§ **AIM OF THE TASK**:
Determine which lines of the records include the word "dependencies", and copy them.

Data records
====

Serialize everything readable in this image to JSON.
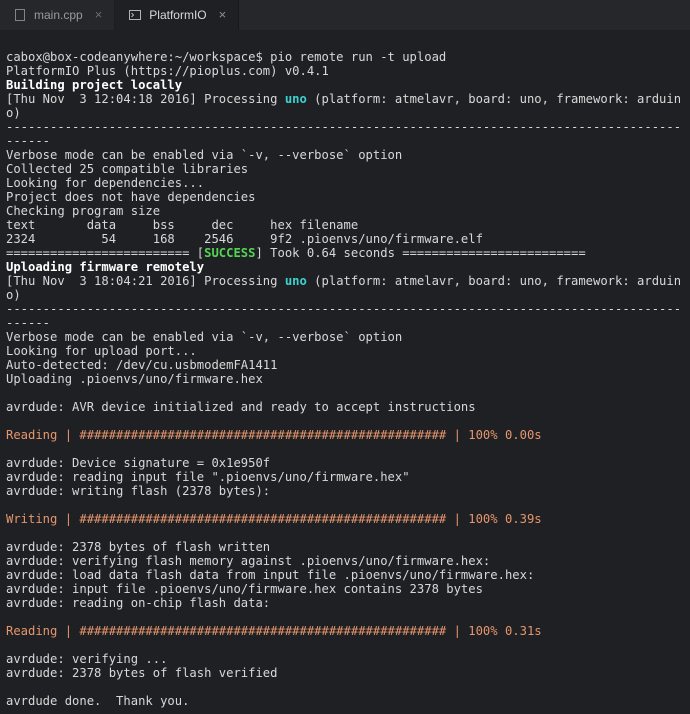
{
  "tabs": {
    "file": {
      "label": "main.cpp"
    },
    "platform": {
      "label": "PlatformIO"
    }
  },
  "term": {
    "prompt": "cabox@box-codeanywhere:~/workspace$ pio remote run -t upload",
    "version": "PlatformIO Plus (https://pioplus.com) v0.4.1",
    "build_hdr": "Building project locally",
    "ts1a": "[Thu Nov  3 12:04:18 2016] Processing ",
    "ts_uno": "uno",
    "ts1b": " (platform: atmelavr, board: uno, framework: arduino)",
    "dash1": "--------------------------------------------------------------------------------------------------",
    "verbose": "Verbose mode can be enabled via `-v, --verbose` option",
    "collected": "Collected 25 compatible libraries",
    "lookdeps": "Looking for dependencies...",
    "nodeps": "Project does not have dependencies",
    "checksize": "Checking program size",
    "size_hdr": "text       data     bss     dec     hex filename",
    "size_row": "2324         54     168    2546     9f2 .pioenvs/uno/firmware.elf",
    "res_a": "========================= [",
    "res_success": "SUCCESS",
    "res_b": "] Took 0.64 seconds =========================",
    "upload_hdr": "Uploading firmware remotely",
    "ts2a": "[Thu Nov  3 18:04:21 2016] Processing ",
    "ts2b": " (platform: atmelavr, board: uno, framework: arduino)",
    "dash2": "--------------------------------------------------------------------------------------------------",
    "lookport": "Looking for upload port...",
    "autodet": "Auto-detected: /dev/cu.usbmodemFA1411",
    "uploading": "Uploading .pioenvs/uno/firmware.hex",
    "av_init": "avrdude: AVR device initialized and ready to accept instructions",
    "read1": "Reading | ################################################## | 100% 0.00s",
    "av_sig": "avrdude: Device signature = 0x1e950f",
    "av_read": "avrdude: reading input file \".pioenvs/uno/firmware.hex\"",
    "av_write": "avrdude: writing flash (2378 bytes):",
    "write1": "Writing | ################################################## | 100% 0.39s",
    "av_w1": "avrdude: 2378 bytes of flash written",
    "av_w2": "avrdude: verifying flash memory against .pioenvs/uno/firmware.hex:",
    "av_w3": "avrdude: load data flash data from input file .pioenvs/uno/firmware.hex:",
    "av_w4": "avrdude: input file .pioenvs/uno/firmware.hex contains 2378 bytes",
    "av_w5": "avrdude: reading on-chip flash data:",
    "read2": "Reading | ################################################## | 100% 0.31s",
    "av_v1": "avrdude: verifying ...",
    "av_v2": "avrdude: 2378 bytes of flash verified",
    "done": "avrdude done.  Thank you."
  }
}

====

§ **SOLUTION TO THIS PROBLEM**:
    "lookdeps": "Looking for dependencies...",
    "nodeps": "Project does not have dependencies",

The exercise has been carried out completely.